Figure dataset records:
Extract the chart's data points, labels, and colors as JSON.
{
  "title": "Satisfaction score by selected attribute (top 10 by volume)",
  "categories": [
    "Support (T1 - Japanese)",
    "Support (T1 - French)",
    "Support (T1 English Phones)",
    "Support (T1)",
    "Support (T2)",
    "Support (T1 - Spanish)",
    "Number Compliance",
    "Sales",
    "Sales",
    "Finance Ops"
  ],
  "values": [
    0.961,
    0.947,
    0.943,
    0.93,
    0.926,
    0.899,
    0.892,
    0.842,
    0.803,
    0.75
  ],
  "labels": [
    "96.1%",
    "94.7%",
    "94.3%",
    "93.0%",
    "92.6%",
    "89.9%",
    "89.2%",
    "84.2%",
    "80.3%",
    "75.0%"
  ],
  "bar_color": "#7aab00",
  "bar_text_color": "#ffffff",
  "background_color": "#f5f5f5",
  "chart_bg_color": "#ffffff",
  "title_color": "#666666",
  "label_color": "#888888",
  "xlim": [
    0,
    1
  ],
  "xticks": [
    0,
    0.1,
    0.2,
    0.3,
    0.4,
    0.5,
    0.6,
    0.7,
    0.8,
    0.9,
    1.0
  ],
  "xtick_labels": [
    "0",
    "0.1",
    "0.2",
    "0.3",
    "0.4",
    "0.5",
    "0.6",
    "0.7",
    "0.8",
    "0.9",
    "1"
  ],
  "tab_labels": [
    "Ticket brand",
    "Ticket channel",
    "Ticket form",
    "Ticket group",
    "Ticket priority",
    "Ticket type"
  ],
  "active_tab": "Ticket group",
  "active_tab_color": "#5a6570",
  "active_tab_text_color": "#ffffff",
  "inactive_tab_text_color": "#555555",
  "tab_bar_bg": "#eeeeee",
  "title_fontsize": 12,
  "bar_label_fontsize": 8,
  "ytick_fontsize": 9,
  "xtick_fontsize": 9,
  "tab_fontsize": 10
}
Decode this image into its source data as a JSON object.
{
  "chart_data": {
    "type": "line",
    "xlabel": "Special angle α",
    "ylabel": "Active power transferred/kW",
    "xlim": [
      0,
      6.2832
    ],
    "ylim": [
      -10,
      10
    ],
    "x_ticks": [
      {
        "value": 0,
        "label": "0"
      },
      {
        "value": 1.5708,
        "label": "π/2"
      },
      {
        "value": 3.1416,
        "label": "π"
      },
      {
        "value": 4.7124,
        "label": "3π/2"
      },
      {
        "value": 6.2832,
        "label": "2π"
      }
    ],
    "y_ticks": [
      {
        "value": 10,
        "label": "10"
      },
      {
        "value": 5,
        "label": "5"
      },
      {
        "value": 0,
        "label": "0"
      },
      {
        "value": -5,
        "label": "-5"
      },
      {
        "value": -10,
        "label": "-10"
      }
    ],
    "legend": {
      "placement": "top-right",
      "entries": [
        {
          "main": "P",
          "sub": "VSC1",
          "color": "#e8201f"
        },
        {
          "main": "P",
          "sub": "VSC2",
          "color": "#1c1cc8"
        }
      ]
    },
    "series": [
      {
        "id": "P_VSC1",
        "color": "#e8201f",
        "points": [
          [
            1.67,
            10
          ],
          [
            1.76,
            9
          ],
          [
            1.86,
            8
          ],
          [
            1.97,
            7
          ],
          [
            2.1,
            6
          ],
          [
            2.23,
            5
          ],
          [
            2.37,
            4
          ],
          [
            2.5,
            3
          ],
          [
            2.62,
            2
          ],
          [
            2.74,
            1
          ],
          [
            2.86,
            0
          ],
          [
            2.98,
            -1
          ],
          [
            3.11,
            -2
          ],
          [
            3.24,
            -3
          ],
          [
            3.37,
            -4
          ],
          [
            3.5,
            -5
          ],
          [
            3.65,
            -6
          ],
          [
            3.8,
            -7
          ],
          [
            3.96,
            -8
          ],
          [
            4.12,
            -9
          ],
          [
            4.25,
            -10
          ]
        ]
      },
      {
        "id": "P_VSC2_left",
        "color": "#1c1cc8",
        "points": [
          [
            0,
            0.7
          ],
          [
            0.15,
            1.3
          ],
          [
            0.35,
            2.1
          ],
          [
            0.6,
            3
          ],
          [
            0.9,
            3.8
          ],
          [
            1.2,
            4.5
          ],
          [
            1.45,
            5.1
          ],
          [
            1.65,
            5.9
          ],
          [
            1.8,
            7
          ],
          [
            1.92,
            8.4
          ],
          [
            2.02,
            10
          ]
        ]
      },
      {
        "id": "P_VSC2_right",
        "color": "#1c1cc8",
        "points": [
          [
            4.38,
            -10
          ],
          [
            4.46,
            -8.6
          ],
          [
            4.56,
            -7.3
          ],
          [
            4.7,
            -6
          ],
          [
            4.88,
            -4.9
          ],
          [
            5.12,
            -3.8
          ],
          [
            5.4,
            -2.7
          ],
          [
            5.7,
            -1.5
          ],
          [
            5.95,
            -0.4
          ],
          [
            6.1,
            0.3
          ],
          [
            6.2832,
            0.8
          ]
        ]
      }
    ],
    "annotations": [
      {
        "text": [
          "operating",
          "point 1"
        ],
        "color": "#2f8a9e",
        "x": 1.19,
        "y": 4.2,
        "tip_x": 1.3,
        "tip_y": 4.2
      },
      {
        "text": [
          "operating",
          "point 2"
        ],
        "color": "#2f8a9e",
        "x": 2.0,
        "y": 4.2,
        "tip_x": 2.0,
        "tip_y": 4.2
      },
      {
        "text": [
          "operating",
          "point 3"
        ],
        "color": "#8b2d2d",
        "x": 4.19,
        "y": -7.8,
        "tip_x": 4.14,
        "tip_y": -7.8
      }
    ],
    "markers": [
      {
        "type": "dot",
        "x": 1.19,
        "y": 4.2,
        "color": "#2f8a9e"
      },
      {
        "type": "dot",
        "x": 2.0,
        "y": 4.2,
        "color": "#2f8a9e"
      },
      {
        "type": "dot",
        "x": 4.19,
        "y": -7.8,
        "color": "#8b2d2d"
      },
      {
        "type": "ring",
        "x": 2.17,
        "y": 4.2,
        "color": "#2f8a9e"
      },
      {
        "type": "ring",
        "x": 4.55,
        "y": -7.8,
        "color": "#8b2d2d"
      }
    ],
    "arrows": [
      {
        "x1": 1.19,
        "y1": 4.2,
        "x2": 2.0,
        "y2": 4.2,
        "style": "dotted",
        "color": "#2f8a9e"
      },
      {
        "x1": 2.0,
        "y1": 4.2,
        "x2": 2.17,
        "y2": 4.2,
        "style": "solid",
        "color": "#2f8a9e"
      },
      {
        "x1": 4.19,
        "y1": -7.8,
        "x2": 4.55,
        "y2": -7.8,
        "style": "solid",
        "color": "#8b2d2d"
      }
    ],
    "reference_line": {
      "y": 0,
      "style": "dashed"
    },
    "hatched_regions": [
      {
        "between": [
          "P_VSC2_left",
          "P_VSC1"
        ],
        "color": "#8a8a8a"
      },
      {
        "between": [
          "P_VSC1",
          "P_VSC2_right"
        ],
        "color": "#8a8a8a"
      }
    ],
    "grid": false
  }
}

*Written request*: Gather every line from the listing above in which the word "style" appears.

*Response*:
        "style": "dotted",
        "style": "solid",
        "style": "solid",
      "style": "dashed"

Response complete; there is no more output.